In the copy, keep every record exact and leave out all images.

§ RECORDS SHOWN
%%

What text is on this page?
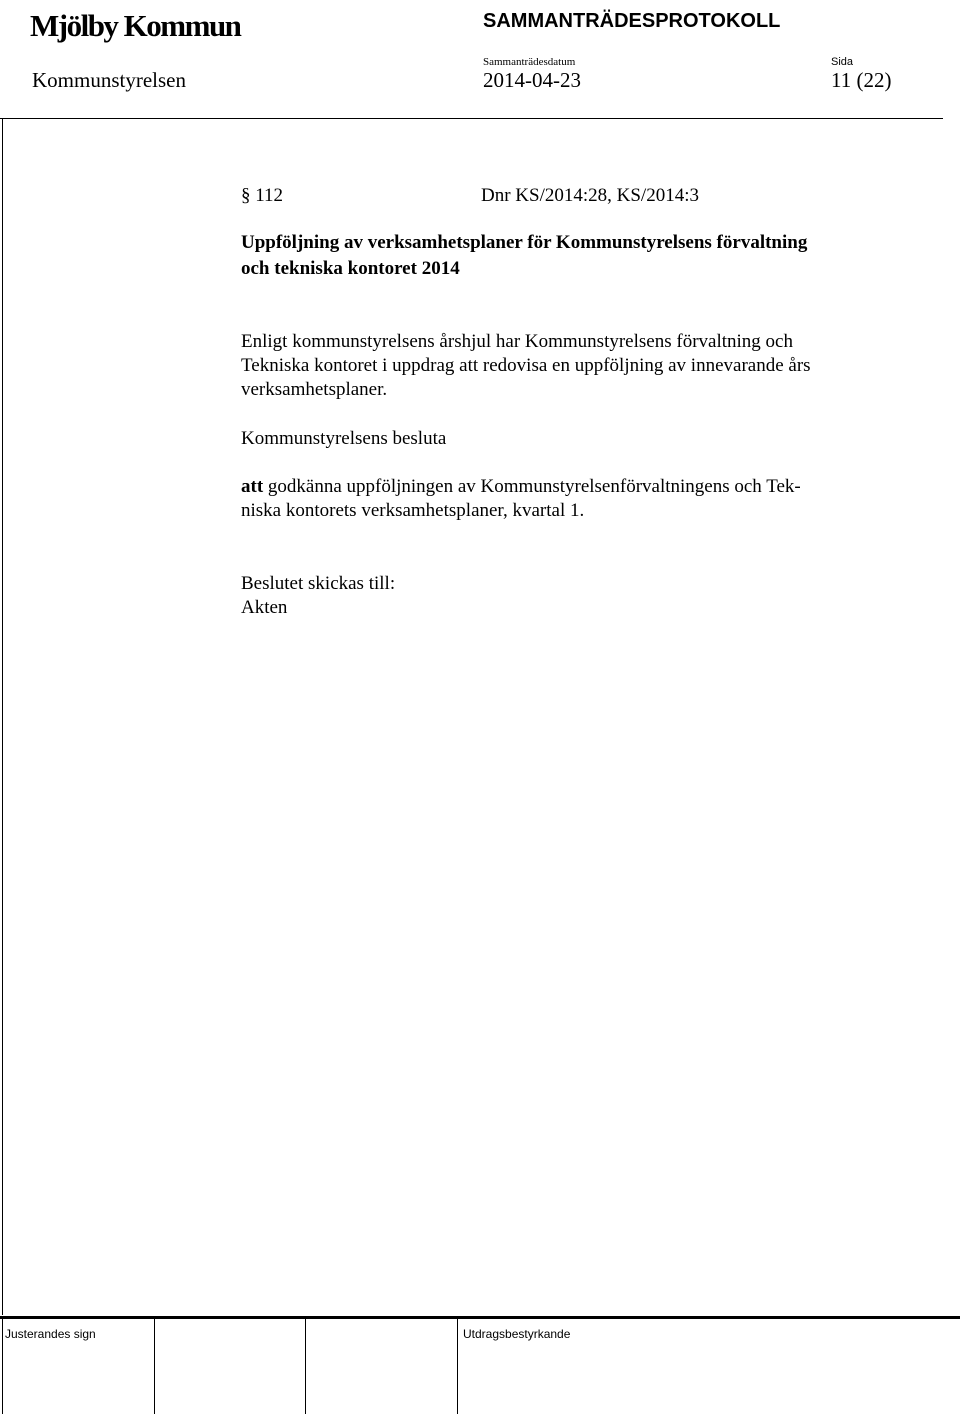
Mjölby Kommun	SAMMANTRÄDESPROTOKOLL
Sammanträdesdatum	Sida
Kommunstyrelsen	2014-04-23	11 (22)
§ 112	Dnr KS/2014:28, KS/2014:3
Uppföljning av verksamhetsplaner för Kommunstyrelsens förvaltning
och tekniska kontoret 2014
Enligt kommunstyrelsens årshjul har Kommunstyrelsens förvaltning och
Tekniska kontoret i uppdrag att redovisa en uppföljning av innevarande års
verksamhetsplaner.
Kommunstyrelsens besluta
att godkänna uppföljningen av Kommunstyrelsenförvaltningens och Tek-
niska kontorets verksamhetsplaner, kvartal 1.
Beslutet skickas till:
Akten
Justerandes sign	Utdragsbestyrkande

%%

§ THE ANSWER
What text is on this page?
Mjölby Kommun	SAMMANTRÄDESPROTOKOLL
Sammanträdesdatum	Sida
Kommunstyrelsen	2014-04-23	11 (22)
§ 112	Dnr KS/2014:28, KS/2014:3
Uppföljning av verksamhetsplaner för Kommunstyrelsens förvaltning
och tekniska kontoret 2014
Enligt kommunstyrelsens årshjul har Kommunstyrelsens förvaltning och
Tekniska kontoret i uppdrag att redovisa en uppföljning av innevarande års
verksamhetsplaner.
Kommunstyrelsens besluta
att godkänna uppföljningen av Kommunstyrelsenförvaltningens och Tek-
niska kontorets verksamhetsplaner, kvartal 1.
Beslutet skickas till:
Akten
Justerandes sign	Utdragsbestyrkande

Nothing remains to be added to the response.